- **Data provided**
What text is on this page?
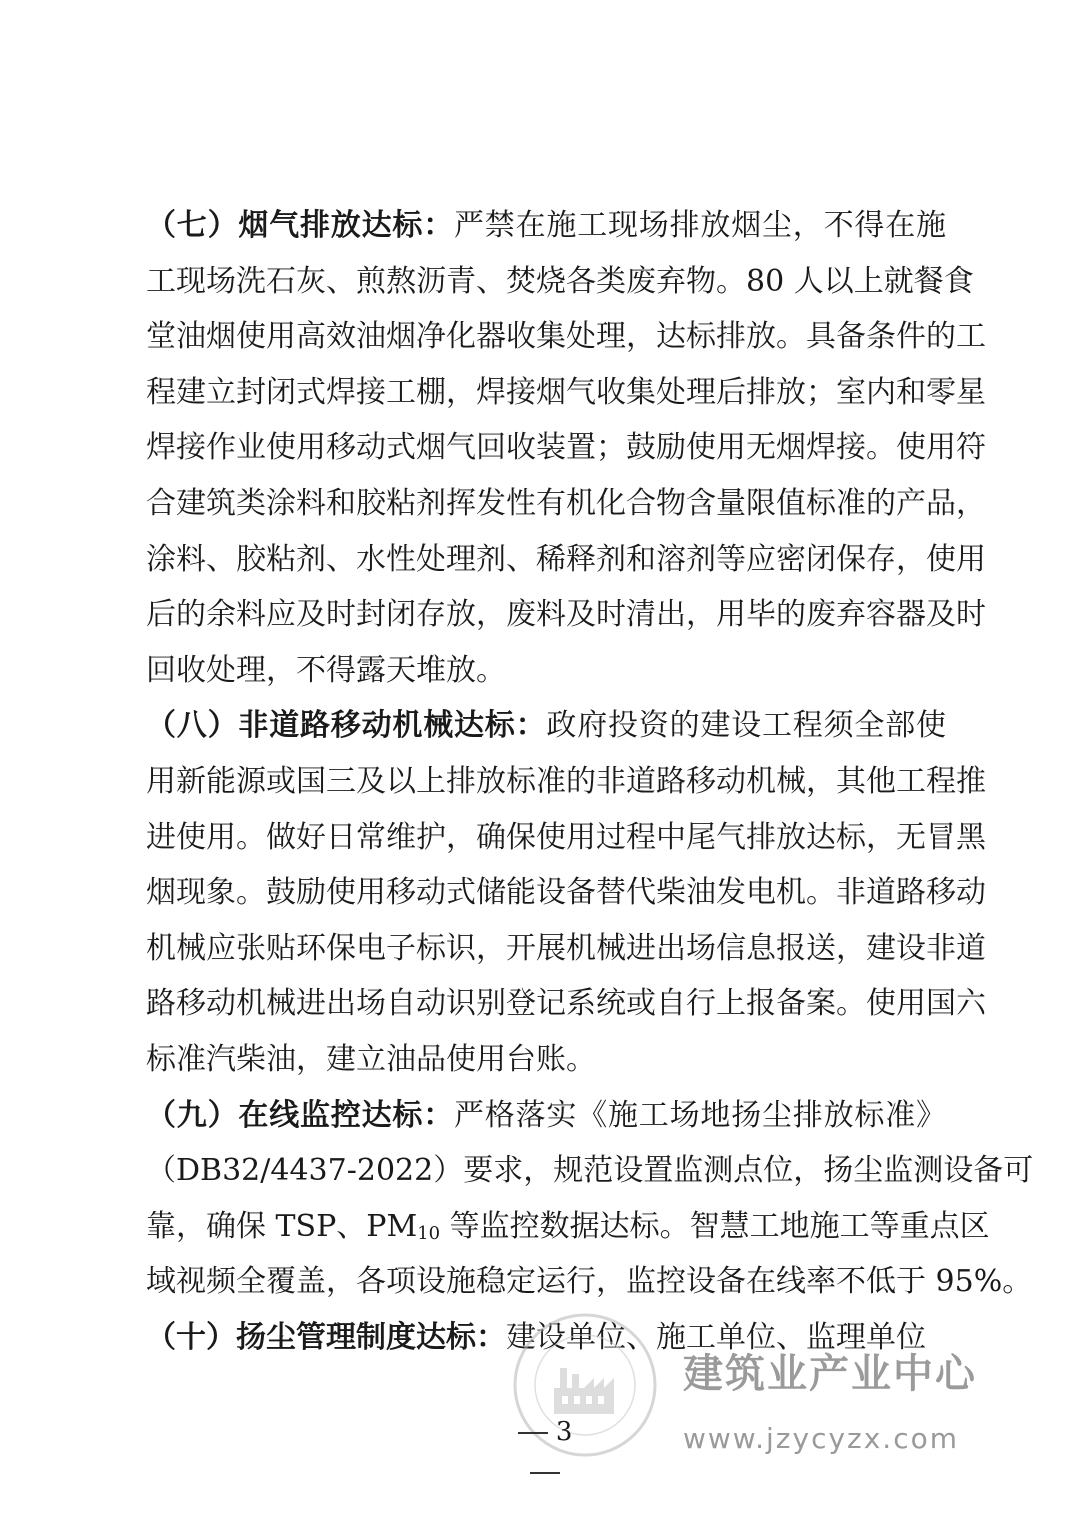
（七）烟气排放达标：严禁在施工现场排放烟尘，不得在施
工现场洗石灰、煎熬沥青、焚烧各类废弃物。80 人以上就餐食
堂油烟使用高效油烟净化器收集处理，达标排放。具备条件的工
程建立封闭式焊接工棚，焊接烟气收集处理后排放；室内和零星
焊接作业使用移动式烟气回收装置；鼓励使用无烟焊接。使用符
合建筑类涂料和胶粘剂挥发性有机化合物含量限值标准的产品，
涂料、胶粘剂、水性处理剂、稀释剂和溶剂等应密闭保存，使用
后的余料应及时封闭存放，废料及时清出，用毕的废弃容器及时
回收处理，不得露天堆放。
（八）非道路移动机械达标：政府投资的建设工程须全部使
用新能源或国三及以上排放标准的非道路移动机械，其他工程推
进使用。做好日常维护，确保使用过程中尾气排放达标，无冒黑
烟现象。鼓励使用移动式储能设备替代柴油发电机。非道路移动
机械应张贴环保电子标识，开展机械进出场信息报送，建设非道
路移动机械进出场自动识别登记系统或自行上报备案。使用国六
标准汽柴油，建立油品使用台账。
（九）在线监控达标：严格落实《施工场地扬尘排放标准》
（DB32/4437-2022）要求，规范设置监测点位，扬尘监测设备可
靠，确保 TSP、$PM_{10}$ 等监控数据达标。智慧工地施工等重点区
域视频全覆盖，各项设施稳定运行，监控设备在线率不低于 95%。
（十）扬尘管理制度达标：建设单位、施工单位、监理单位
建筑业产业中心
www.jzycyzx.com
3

==

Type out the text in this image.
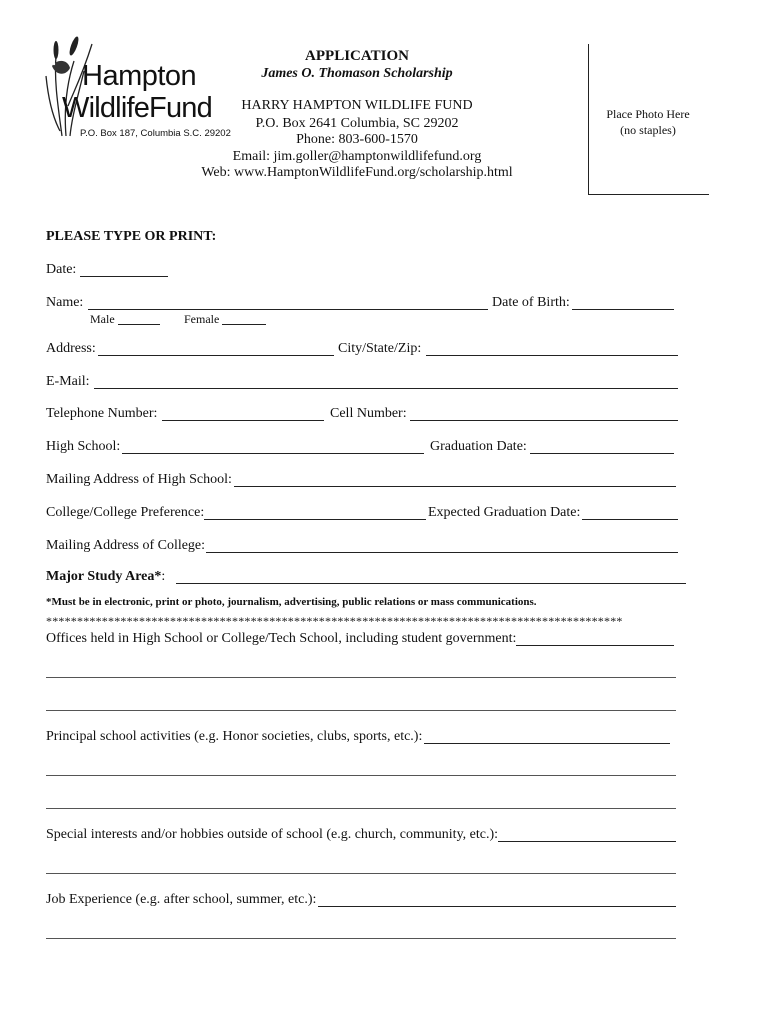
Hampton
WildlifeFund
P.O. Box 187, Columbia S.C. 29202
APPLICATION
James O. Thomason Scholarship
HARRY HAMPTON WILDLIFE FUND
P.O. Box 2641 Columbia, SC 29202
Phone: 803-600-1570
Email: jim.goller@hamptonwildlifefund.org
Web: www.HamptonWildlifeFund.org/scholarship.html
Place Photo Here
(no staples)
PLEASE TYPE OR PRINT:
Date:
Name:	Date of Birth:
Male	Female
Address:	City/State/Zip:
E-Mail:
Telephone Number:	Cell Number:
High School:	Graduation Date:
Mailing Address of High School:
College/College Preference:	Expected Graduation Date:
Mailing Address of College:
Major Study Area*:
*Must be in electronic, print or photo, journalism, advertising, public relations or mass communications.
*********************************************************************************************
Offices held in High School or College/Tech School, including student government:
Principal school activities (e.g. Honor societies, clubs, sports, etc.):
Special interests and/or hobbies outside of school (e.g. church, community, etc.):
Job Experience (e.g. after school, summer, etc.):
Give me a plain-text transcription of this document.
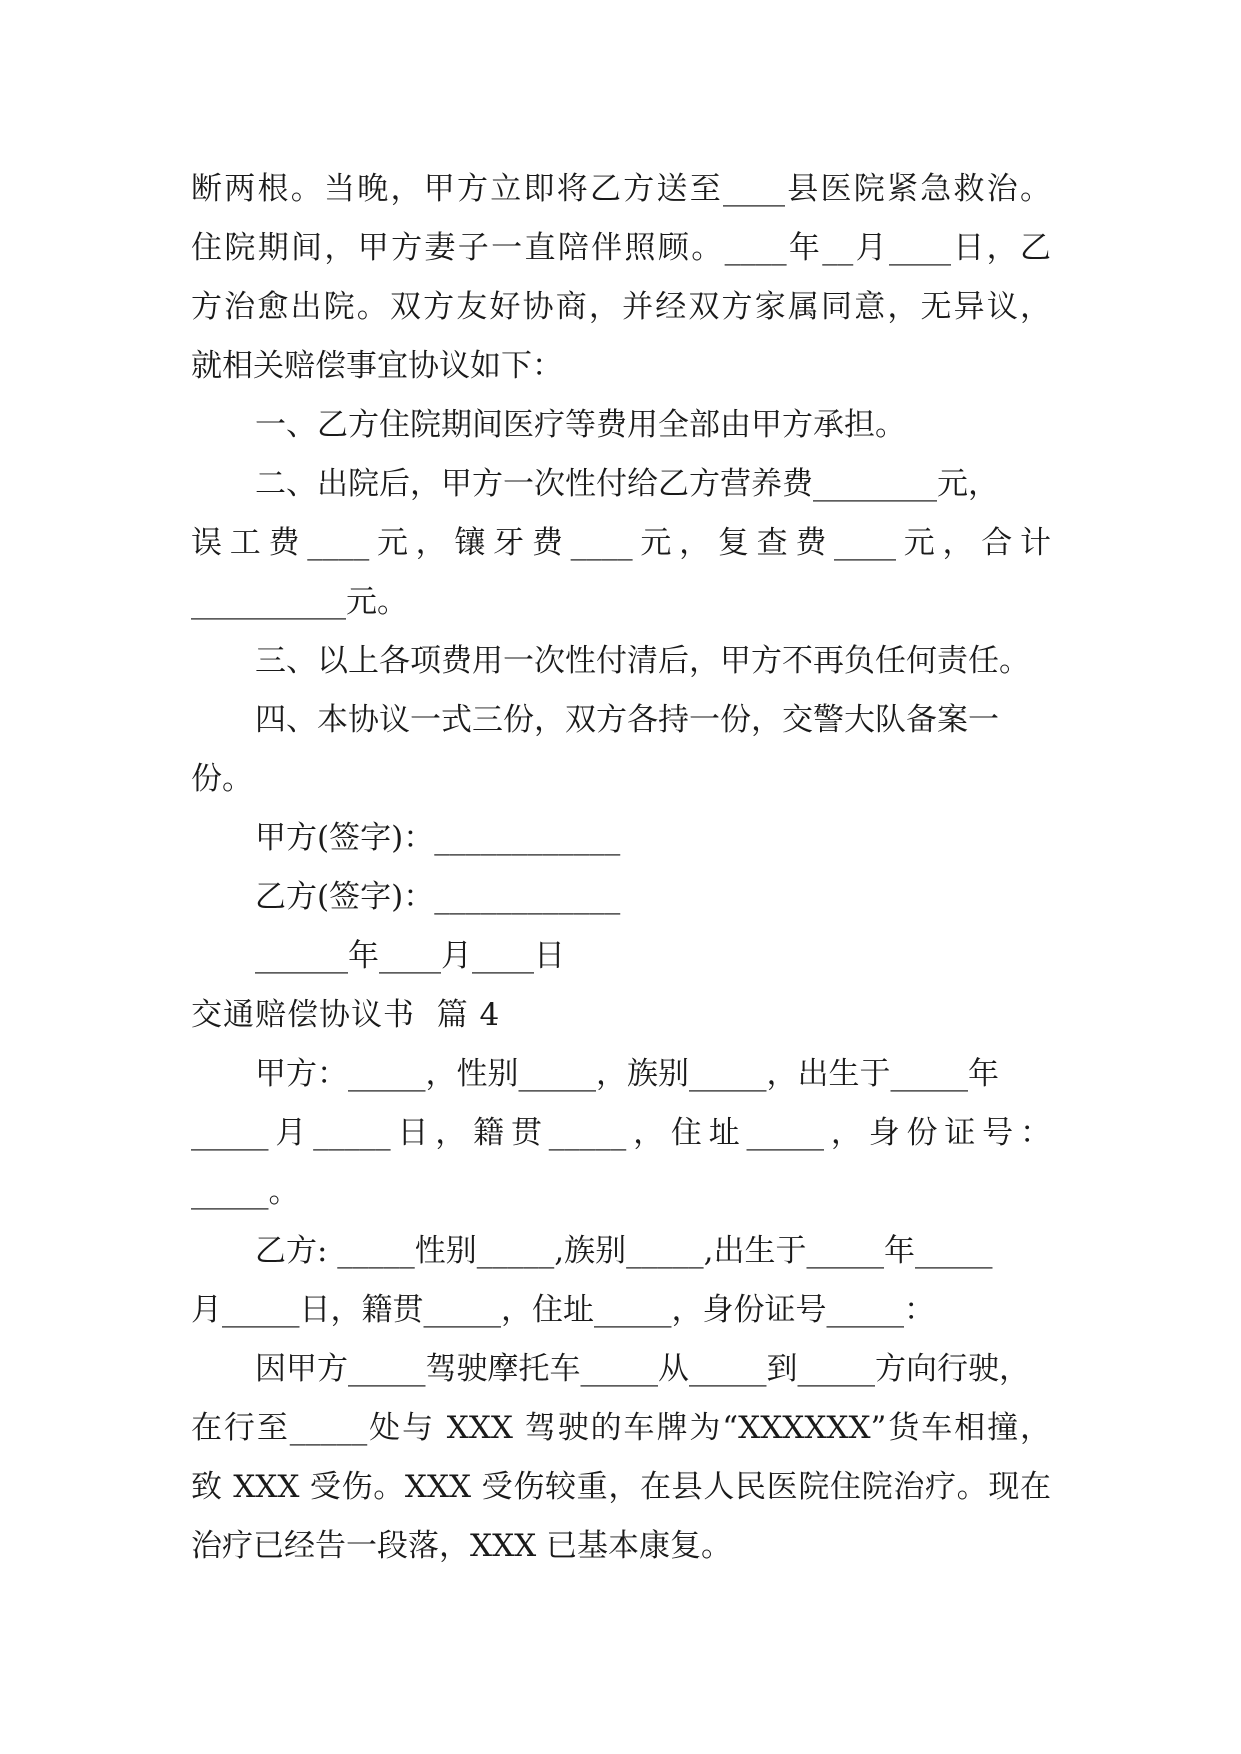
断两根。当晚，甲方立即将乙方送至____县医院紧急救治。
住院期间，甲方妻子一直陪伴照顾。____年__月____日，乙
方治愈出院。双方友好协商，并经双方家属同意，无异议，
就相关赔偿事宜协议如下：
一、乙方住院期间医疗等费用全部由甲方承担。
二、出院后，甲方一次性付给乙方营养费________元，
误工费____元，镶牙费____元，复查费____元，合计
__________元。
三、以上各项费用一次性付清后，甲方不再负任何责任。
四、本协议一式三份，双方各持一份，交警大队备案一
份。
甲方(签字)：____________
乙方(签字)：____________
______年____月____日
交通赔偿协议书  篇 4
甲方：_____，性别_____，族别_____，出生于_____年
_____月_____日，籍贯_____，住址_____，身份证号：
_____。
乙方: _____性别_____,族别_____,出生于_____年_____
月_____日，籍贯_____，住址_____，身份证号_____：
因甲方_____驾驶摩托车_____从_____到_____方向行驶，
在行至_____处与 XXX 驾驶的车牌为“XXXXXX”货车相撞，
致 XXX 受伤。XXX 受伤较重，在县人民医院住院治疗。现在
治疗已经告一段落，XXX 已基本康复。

* * *

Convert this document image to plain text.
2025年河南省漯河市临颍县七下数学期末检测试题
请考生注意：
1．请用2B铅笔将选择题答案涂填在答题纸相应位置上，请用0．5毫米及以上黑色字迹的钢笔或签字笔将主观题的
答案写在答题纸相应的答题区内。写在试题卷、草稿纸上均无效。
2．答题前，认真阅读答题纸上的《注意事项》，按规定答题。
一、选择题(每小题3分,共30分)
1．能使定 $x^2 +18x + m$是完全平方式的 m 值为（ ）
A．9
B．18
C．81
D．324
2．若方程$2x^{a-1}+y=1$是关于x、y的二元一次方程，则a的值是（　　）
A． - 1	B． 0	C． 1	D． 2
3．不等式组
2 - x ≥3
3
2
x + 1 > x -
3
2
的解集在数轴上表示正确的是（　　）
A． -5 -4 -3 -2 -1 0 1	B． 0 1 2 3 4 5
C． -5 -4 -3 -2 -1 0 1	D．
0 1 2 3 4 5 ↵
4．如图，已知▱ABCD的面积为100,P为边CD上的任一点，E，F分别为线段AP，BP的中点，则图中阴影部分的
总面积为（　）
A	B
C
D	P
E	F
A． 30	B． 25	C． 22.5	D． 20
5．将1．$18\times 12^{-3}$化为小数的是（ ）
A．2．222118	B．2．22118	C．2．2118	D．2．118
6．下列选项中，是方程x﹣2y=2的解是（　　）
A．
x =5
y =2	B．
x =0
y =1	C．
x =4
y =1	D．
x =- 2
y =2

- **Task requirements**
Pick out every line of the listing containing the word "Graduation", and show those lines.

- **Answer for this exercise**
High School:	Graduation Date:
College/College Preference:	Expected Graduation Date:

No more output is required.